== INFORMATION GIVEN ==
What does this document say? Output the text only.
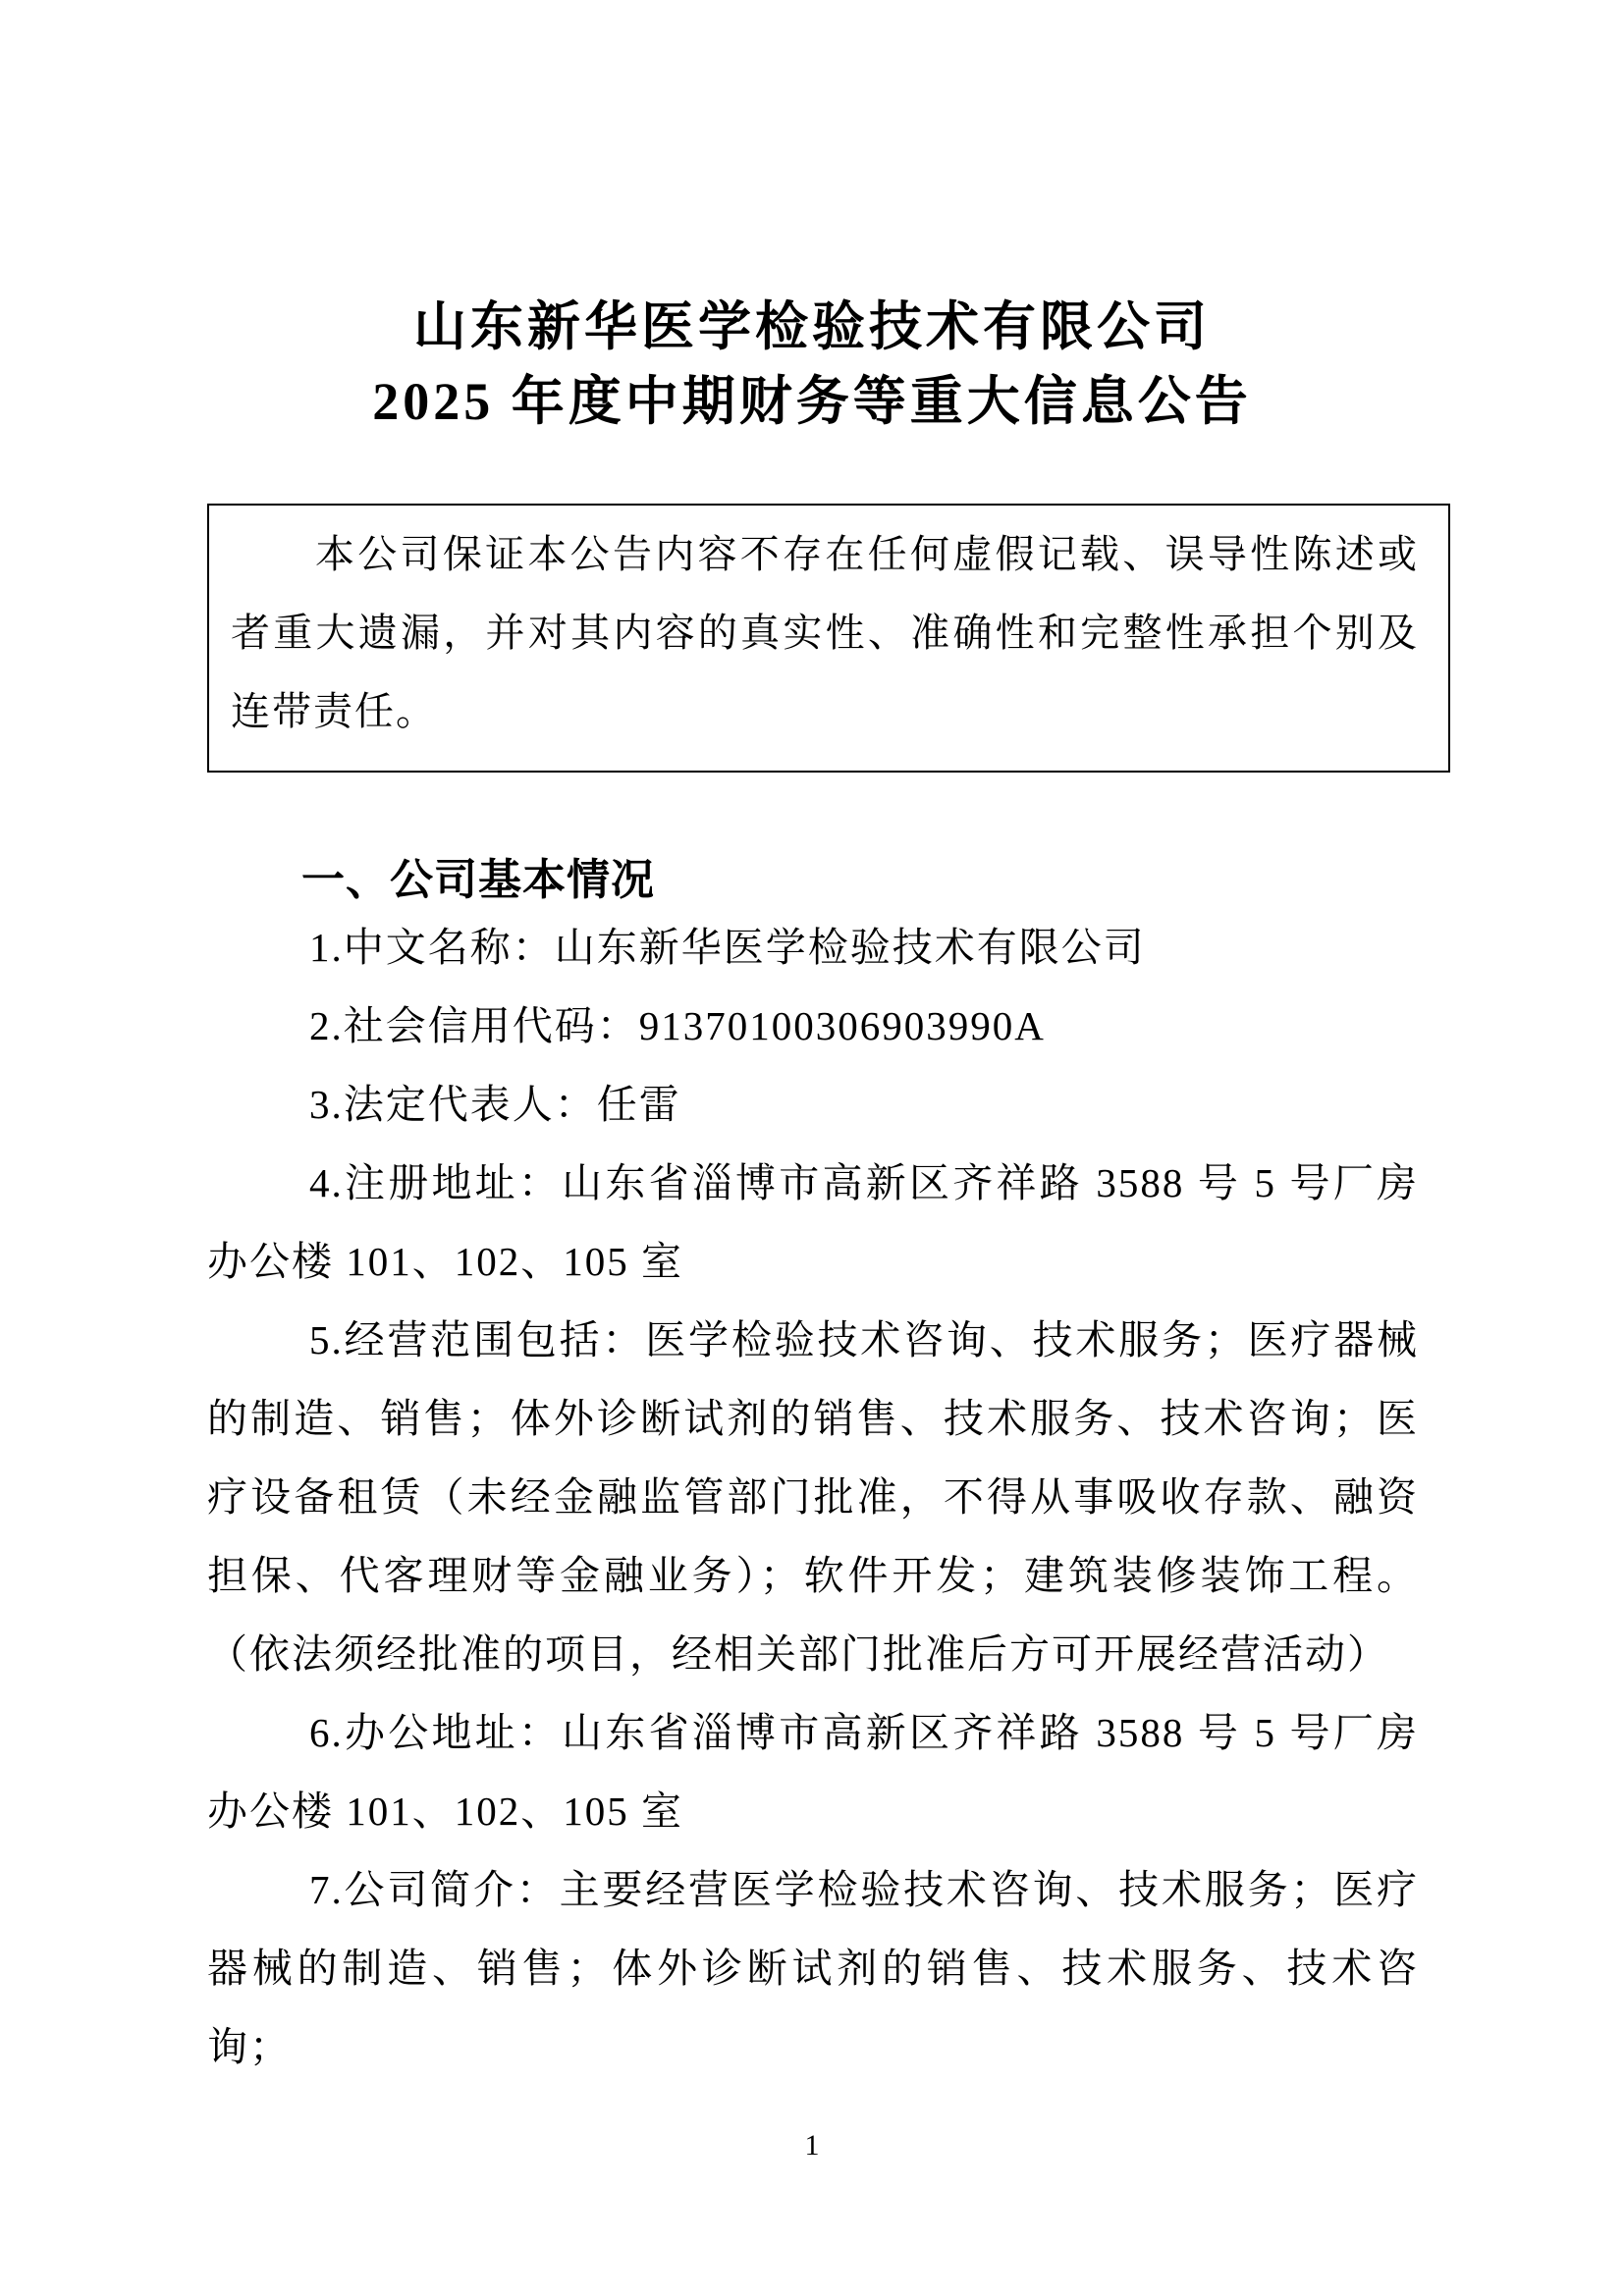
山东新华医学检验技术有限公司
2025 年度中期财务等重大信息公告

本公司保证本公告内容不存在任何虚假记载、误导性陈述或者重大遗漏，并对其内容的真实性、准确性和完整性承担个别及连带责任。

一、公司基本情况

1.中文名称：山东新华医学检验技术有限公司

2.社会信用代码：91370100306903990A

3.法定代表人：任雷

4.注册地址：山东省淄博市高新区齐祥路 3588 号 5 号厂房办公楼 101、102、105 室

5.经营范围包括：医学检验技术咨询、技术服务；医疗器械的制造、销售；体外诊断试剂的销售、技术服务、技术咨询；医疗设备租赁（未经金融监管部门批准，不得从事吸收存款、融资担保、代客理财等金融业务）；软件开发；建筑装修装饰工程。（依法须经批准的项目，经相关部门批准后方可开展经营活动）

6.办公地址：山东省淄博市高新区齐祥路 3588 号 5 号厂房办公楼 101、102、105 室

7.公司简介：主要经营医学检验技术咨询、技术服务；医疗器械的制造、销售；体外诊断试剂的销售、技术服务、技术咨询；

1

== GIVEN PROBLEM ==
Within the listing, how many lines hold the word "医疗器械的制造"? Only the number is to be given.

== ANSWER ==
2